→ **WHAT THIS TASK INVOLVES**
Return the entries below in their exact form, leaving the pictures out.

Data records
>>>
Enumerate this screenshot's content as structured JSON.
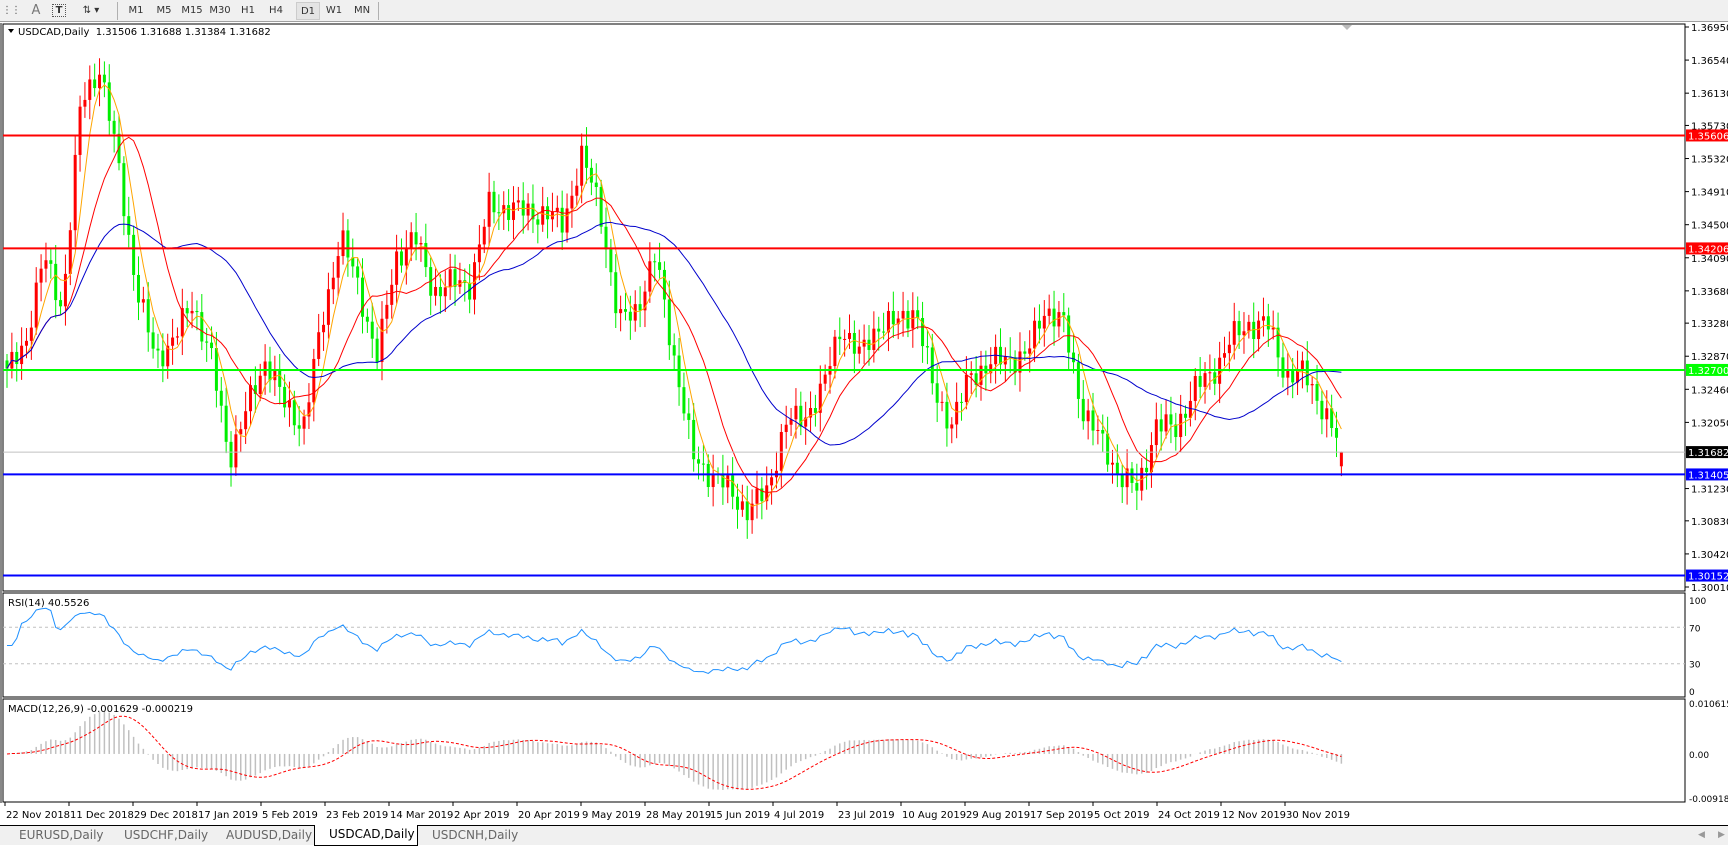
{
  "toolbar": {
    "icons": [
      "grid-icon",
      "text-icon",
      "text-label-icon",
      "arrows-icon"
    ],
    "text_tool": "A",
    "timeframes": [
      "M1",
      "M5",
      "M15",
      "M30",
      "H1",
      "H4",
      "D1",
      "W1",
      "MN"
    ],
    "active_timeframe": "D1"
  },
  "chart": {
    "header": "USDCAD,Daily  1.31506 1.31688 1.31384 1.31682",
    "ohlc": {
      "open": 1.31506,
      "high": 1.31688,
      "low": 1.31384,
      "close": 1.31682
    },
    "price_range": [
      1.3001,
      1.3695
    ],
    "price_ticks": [
      "1.36950",
      "1.36540",
      "1.36130",
      "1.35730",
      "1.35320",
      "1.34910",
      "1.34500",
      "1.34090",
      "1.33680",
      "1.33280",
      "1.32870",
      "1.32460",
      "1.32050",
      "1.31230",
      "1.30830",
      "1.30420",
      "1.30010"
    ],
    "levels": [
      {
        "value": "1.35606",
        "color": "#ff0000"
      },
      {
        "value": "1.34206",
        "color": "#ff0000"
      },
      {
        "value": "1.32700",
        "color": "#00ff00"
      },
      {
        "value": "1.31405",
        "color": "#0000ff"
      },
      {
        "value": "1.30152",
        "color": "#0000ff"
      }
    ],
    "bid": {
      "value": "1.31682",
      "color": "#c0c0c0"
    },
    "bull_color": "#ff0000",
    "bear_color": "#00ee00",
    "ma_colors": [
      "#ffa500",
      "#ff0000",
      "#0000cc"
    ],
    "price_path": [
      1.3265,
      1.3306,
      1.341,
      1.3348,
      1.3603,
      1.3645,
      1.3525,
      1.3368,
      1.3286,
      1.3306,
      1.3355,
      1.3286,
      1.3162,
      1.3224,
      1.3286,
      1.3224,
      1.3203,
      1.3327,
      1.3438,
      1.3368,
      1.3286,
      1.341,
      1.3435,
      1.3368,
      1.3377,
      1.3377,
      1.3472,
      1.3472,
      1.3465,
      1.3465,
      1.3451,
      1.3534,
      1.3472,
      1.3327,
      1.3348,
      1.341,
      1.3286,
      1.3162,
      1.3141,
      1.312,
      1.3095,
      1.312,
      1.3203,
      1.3212,
      1.3244,
      1.3327,
      1.3286,
      1.3327,
      1.3327,
      1.3348,
      1.3244,
      1.3203,
      1.3265,
      1.3276,
      1.3286,
      1.3286,
      1.3348,
      1.3327,
      1.3224,
      1.3182,
      1.3141,
      1.312,
      1.3203,
      1.3195,
      1.3244,
      1.3265,
      1.3306,
      1.3327,
      1.3327,
      1.3265,
      1.3265,
      1.3224,
      1.31682
    ],
    "x_labels": [
      "22 Nov 2018",
      "11 Dec 2018",
      "29 Dec 2018",
      "17 Jan 2019",
      "5 Feb 2019",
      "23 Feb 2019",
      "14 Mar 2019",
      "2 Apr 2019",
      "20 Apr 2019",
      "9 May 2019",
      "28 May 2019",
      "15 Jun 2019",
      "4 Jul 2019",
      "23 Jul 2019",
      "10 Aug 2019",
      "29 Aug 2019",
      "17 Sep 2019",
      "5 Oct 2019",
      "24 Oct 2019",
      "12 Nov 2019",
      "30 Nov 2019"
    ]
  },
  "rsi": {
    "label": "RSI(14) 40.5526",
    "ticks": [
      "100",
      "70",
      "30",
      "0"
    ],
    "levels": [
      70,
      30
    ],
    "color": "#1e90ff"
  },
  "macd": {
    "label": "MACD(12,26,9) -0.001629 -0.000219",
    "ticks": [
      "0.010615",
      "0.00",
      "-0.009181"
    ],
    "range": [
      -0.009181,
      0.010615
    ],
    "hist_color": "#c0c0c0",
    "signal_color": "#ff0000"
  },
  "tabs": [
    "EURUSD,Daily",
    "USDCHF,Daily",
    "AUDUSD,Daily",
    "USDCAD,Daily",
    "USDCNH,Daily"
  ],
  "active_tab": "USDCAD,Daily"
}
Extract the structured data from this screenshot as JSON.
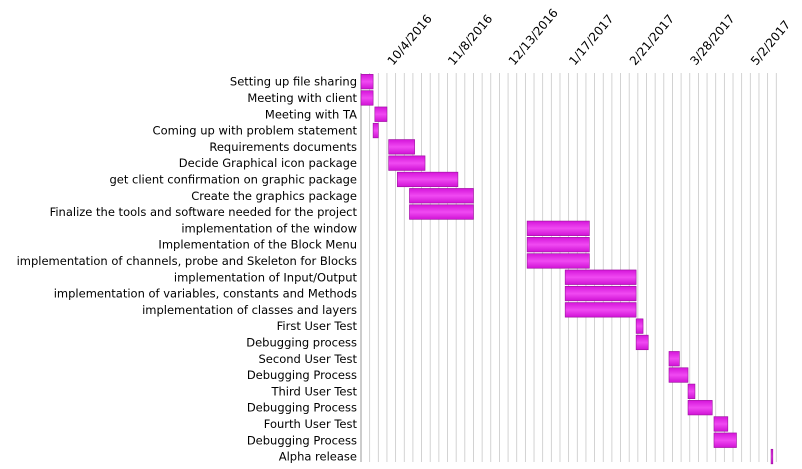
{
  "chart_data": {
    "type": "gantt",
    "title": "",
    "xlabel": "",
    "ylabel": "",
    "x_axis": {
      "min": "2016-09-19",
      "max": "2017-05-18",
      "tick_labels": [
        "10/4/2016",
        "11/8/2016",
        "12/13/2016",
        "1/17/2017",
        "2/21/2017",
        "3/28/2017",
        "5/2/2017"
      ],
      "tick_dates": [
        "2016-10-04",
        "2016-11-08",
        "2016-12-13",
        "2017-01-17",
        "2017-02-21",
        "2017-03-28",
        "2017-05-02"
      ],
      "position": "top",
      "label_rotation_deg": -50
    },
    "grid": {
      "vertical": true,
      "minor_interval_days": 5,
      "horizontal": false
    },
    "bar_color": "#e21ee6",
    "bar_edge_color": "#9a0f9c",
    "tasks": [
      {
        "name": "Setting up file sharing",
        "start": "2016-09-19",
        "end": "2016-09-26"
      },
      {
        "name": "Meeting with client",
        "start": "2016-09-19",
        "end": "2016-09-26"
      },
      {
        "name": "Meeting with TA",
        "start": "2016-09-27",
        "end": "2016-10-04"
      },
      {
        "name": "Coming up with problem statement",
        "start": "2016-09-26",
        "end": "2016-09-29"
      },
      {
        "name": "Requirements documents",
        "start": "2016-10-05",
        "end": "2016-10-20"
      },
      {
        "name": "Decide Graphical icon package",
        "start": "2016-10-05",
        "end": "2016-10-26"
      },
      {
        "name": "get client confirmation on graphic package",
        "start": "2016-10-10",
        "end": "2016-11-14"
      },
      {
        "name": "Create the graphics package",
        "start": "2016-10-17",
        "end": "2016-11-23"
      },
      {
        "name": "Finalize the tools and software needed for the project",
        "start": "2016-10-17",
        "end": "2016-11-23"
      },
      {
        "name": "implementation of the window",
        "start": "2016-12-24",
        "end": "2017-01-29"
      },
      {
        "name": "Implementation of  the Block Menu",
        "start": "2016-12-24",
        "end": "2017-01-29"
      },
      {
        "name": "implementation of channels, probe and Skeleton for Blocks",
        "start": "2016-12-24",
        "end": "2017-01-29"
      },
      {
        "name": "implementation of Input/Output",
        "start": "2017-01-15",
        "end": "2017-02-25"
      },
      {
        "name": "implementation of variables, constants and Methods",
        "start": "2017-01-15",
        "end": "2017-02-25"
      },
      {
        "name": "implementation of classes and layers",
        "start": "2017-01-15",
        "end": "2017-02-25"
      },
      {
        "name": "First User Test",
        "start": "2017-02-25",
        "end": "2017-03-01"
      },
      {
        "name": "Debugging process",
        "start": "2017-02-25",
        "end": "2017-03-04"
      },
      {
        "name": "Second User Test",
        "start": "2017-03-16",
        "end": "2017-03-22"
      },
      {
        "name": "Debugging Process",
        "start": "2017-03-16",
        "end": "2017-03-27"
      },
      {
        "name": "Third User Test",
        "start": "2017-03-27",
        "end": "2017-03-31"
      },
      {
        "name": "Debugging Process",
        "start": "2017-03-27",
        "end": "2017-04-10"
      },
      {
        "name": "Fourth User Test",
        "start": "2017-04-11",
        "end": "2017-04-19"
      },
      {
        "name": "Debugging Process",
        "start": "2017-04-11",
        "end": "2017-04-24"
      },
      {
        "name": "Alpha release",
        "start": "2017-05-14",
        "end": "2017-05-15"
      }
    ]
  }
}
<<<
→ **EXERCISE OUTPUT**
Enumerate this screenshot's content as structured JSON.
{
  "toolbar": {
    "icons": [
      "grid-icon",
      "text-icon",
      "text-label-icon",
      "arrows-icon"
    ],
    "text_tool": "A",
    "timeframes": [
      "M1",
      "M5",
      "M15",
      "M30",
      "H1",
      "H4",
      "D1",
      "W1",
      "MN"
    ],
    "active_timeframe": "D1"
  },
  "chart": {
    "header": "USDCAD,Daily  1.31506 1.31688 1.31384 1.31682",
    "ohlc": {
      "open": 1.31506,
      "high": 1.31688,
      "low": 1.31384,
      "close": 1.31682
    },
    "price_range": [
      1.3001,
      1.3695
    ],
    "price_ticks": [
      "1.36950",
      "1.36540",
      "1.36130",
      "1.35730",
      "1.35320",
      "1.34910",
      "1.34500",
      "1.34090",
      "1.33680",
      "1.33280",
      "1.32870",
      "1.32460",
      "1.32050",
      "1.31230",
      "1.30830",
      "1.30420",
      "1.30010"
    ],
    "levels": [
      {
        "value": "1.35606",
        "color": "#ff0000"
      },
      {
        "value": "1.34206",
        "color": "#ff0000"
      },
      {
        "value": "1.32700",
        "color": "#00ff00"
      },
      {
        "value": "1.31405",
        "color": "#0000ff"
      },
      {
        "value": "1.30152",
        "color": "#0000ff"
      }
    ],
    "bid": {
      "value": "1.31682",
      "color": "#c0c0c0"
    },
    "bull_color": "#ff0000",
    "bear_color": "#00ee00",
    "ma_colors": [
      "#ffa500",
      "#ff0000",
      "#0000cc"
    ],
    "price_path": [
      1.3265,
      1.3306,
      1.341,
      1.3348,
      1.3603,
      1.3645,
      1.3525,
      1.3368,
      1.3286,
      1.3306,
      1.3355,
      1.3286,
      1.3162,
      1.3224,
      1.3286,
      1.3224,
      1.3203,
      1.3327,
      1.3438,
      1.3368,
      1.3286,
      1.341,
      1.3435,
      1.3368,
      1.3377,
      1.3377,
      1.3472,
      1.3472,
      1.3465,
      1.3465,
      1.3451,
      1.3534,
      1.3472,
      1.3327,
      1.3348,
      1.341,
      1.3286,
      1.3162,
      1.3141,
      1.312,
      1.3095,
      1.312,
      1.3203,
      1.3212,
      1.3244,
      1.3327,
      1.3286,
      1.3327,
      1.3327,
      1.3348,
      1.3244,
      1.3203,
      1.3265,
      1.3276,
      1.3286,
      1.3286,
      1.3348,
      1.3327,
      1.3224,
      1.3182,
      1.3141,
      1.312,
      1.3203,
      1.3195,
      1.3244,
      1.3265,
      1.3306,
      1.3327,
      1.3327,
      1.3265,
      1.3265,
      1.3224,
      1.31682
    ],
    "x_labels": [
      "22 Nov 2018",
      "11 Dec 2018",
      "29 Dec 2018",
      "17 Jan 2019",
      "5 Feb 2019",
      "23 Feb 2019",
      "14 Mar 2019",
      "2 Apr 2019",
      "20 Apr 2019",
      "9 May 2019",
      "28 May 2019",
      "15 Jun 2019",
      "4 Jul 2019",
      "23 Jul 2019",
      "10 Aug 2019",
      "29 Aug 2019",
      "17 Sep 2019",
      "5 Oct 2019",
      "24 Oct 2019",
      "12 Nov 2019",
      "30 Nov 2019"
    ]
  },
  "rsi": {
    "label": "RSI(14) 40.5526",
    "ticks": [
      "100",
      "70",
      "30",
      "0"
    ],
    "levels": [
      70,
      30
    ],
    "color": "#1e90ff"
  },
  "macd": {
    "label": "MACD(12,26,9) -0.001629 -0.000219",
    "ticks": [
      "0.010615",
      "0.00",
      "-0.009181"
    ],
    "range": [
      -0.009181,
      0.010615
    ],
    "hist_color": "#c0c0c0",
    "signal_color": "#ff0000"
  },
  "tabs": [
    "EURUSD,Daily",
    "USDCHF,Daily",
    "AUDUSD,Daily",
    "USDCAD,Daily",
    "USDCNH,Daily"
  ],
  "active_tab": "USDCAD,Daily"
}
Extract the structured data from this screenshot as JSON.
{
  "chart_data": {
    "type": "gantt",
    "title": "",
    "xlabel": "",
    "ylabel": "",
    "x_axis": {
      "min": "2016-09-19",
      "max": "2017-05-18",
      "tick_labels": [
        "10/4/2016",
        "11/8/2016",
        "12/13/2016",
        "1/17/2017",
        "2/21/2017",
        "3/28/2017",
        "5/2/2017"
      ],
      "tick_dates": [
        "2016-10-04",
        "2016-11-08",
        "2016-12-13",
        "2017-01-17",
        "2017-02-21",
        "2017-03-28",
        "2017-05-02"
      ],
      "position": "top",
      "label_rotation_deg": -50
    },
    "grid": {
      "vertical": true,
      "minor_interval_days": 5,
      "horizontal": false
    },
    "bar_color": "#e21ee6",
    "bar_edge_color": "#9a0f9c",
    "tasks": [
      {
        "name": "Setting up file sharing",
        "start": "2016-09-19",
        "end": "2016-09-26"
      },
      {
        "name": "Meeting with client",
        "start": "2016-09-19",
        "end": "2016-09-26"
      },
      {
        "name": "Meeting with TA",
        "start": "2016-09-27",
        "end": "2016-10-04"
      },
      {
        "name": "Coming up with problem statement",
        "start": "2016-09-26",
        "end": "2016-09-29"
      },
      {
        "name": "Requirements documents",
        "start": "2016-10-05",
        "end": "2016-10-20"
      },
      {
        "name": "Decide Graphical icon package",
        "start": "2016-10-05",
        "end": "2016-10-26"
      },
      {
        "name": "get client confirmation on graphic package",
        "start": "2016-10-10",
        "end": "2016-11-14"
      },
      {
        "name": "Create the graphics package",
        "start": "2016-10-17",
        "end": "2016-11-23"
      },
      {
        "name": "Finalize the tools and software needed for the project",
        "start": "2016-10-17",
        "end": "2016-11-23"
      },
      {
        "name": "implementation of the window",
        "start": "2016-12-24",
        "end": "2017-01-29"
      },
      {
        "name": "Implementation of  the Block Menu",
        "start": "2016-12-24",
        "end": "2017-01-29"
      },
      {
        "name": "implementation of channels, probe and Skeleton for Blocks",
        "start": "2016-12-24",
        "end": "2017-01-29"
      },
      {
        "name": "implementation of Input/Output",
        "start": "2017-01-15",
        "end": "2017-02-25"
      },
      {
        "name": "implementation of variables, constants and Methods",
        "start": "2017-01-15",
        "end": "2017-02-25"
      },
      {
        "name": "implementation of classes and layers",
        "start": "2017-01-15",
        "end": "2017-02-25"
      },
      {
        "name": "First User Test",
        "start": "2017-02-25",
        "end": "2017-03-01"
      },
      {
        "name": "Debugging process",
        "start": "2017-02-25",
        "end": "2017-03-04"
      },
      {
        "name": "Second User Test",
        "start": "2017-03-16",
        "end": "2017-03-22"
      },
      {
        "name": "Debugging Process",
        "start": "2017-03-16",
        "end": "2017-03-27"
      },
      {
        "name": "Third User Test",
        "start": "2017-03-27",
        "end": "2017-03-31"
      },
      {
        "name": "Debugging Process",
        "start": "2017-03-27",
        "end": "2017-04-10"
      },
      {
        "name": "Fourth User Test",
        "start": "2017-04-11",
        "end": "2017-04-19"
      },
      {
        "name": "Debugging Process",
        "start": "2017-04-11",
        "end": "2017-04-24"
      },
      {
        "name": "Alpha release",
        "start": "2017-05-14",
        "end": "2017-05-15"
      }
    ]
  }
}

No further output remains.